Collected data entries
▬▬▬▬▬▬▬▬▬▬

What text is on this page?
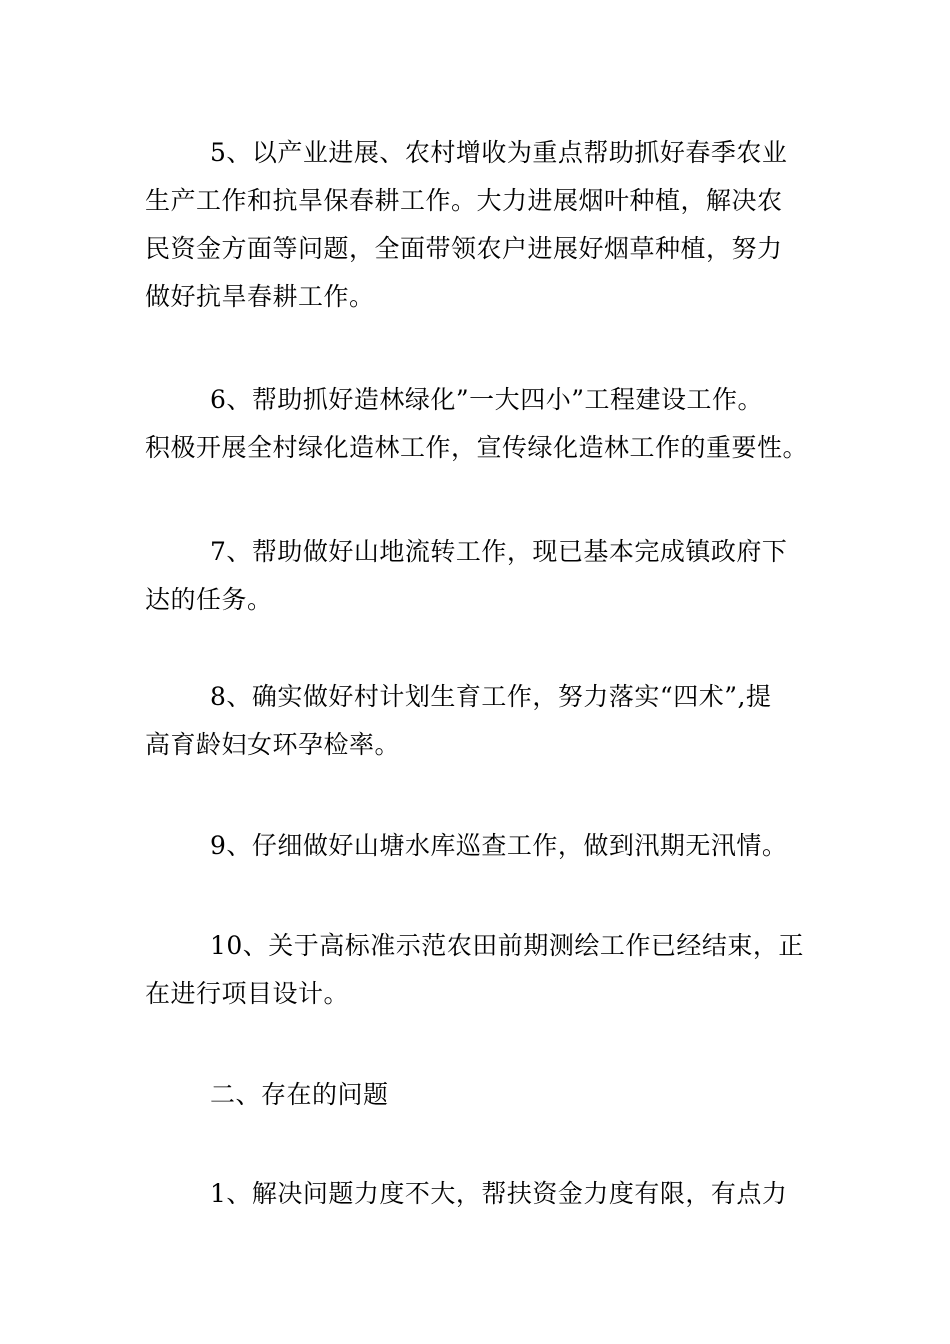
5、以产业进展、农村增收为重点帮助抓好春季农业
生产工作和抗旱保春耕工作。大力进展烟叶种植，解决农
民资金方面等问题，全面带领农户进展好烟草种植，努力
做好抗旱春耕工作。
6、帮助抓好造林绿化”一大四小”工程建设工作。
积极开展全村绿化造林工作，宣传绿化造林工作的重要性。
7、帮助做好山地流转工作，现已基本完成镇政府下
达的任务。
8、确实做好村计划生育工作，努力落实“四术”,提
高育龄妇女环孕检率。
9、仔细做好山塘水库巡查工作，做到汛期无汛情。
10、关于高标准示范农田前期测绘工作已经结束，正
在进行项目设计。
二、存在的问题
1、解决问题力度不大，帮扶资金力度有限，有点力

▬▬▬▬▬▬▬▬▬▬

Strip out the pictures and quote the remaining data word for word.

What text is on this page?
5、以产业进展、农村增收为重点帮助抓好春季农业
生产工作和抗旱保春耕工作。大力进展烟叶种植，解决农
民资金方面等问题，全面带领农户进展好烟草种植，努力
做好抗旱春耕工作。
6、帮助抓好造林绿化”一大四小”工程建设工作。
积极开展全村绿化造林工作，宣传绿化造林工作的重要性。
7、帮助做好山地流转工作，现已基本完成镇政府下
达的任务。
8、确实做好村计划生育工作，努力落实“四术”,提
高育龄妇女环孕检率。
9、仔细做好山塘水库巡查工作，做到汛期无汛情。
10、关于高标准示范农田前期测绘工作已经结束，正
在进行项目设计。
二、存在的问题
1、解决问题力度不大，帮扶资金力度有限，有点力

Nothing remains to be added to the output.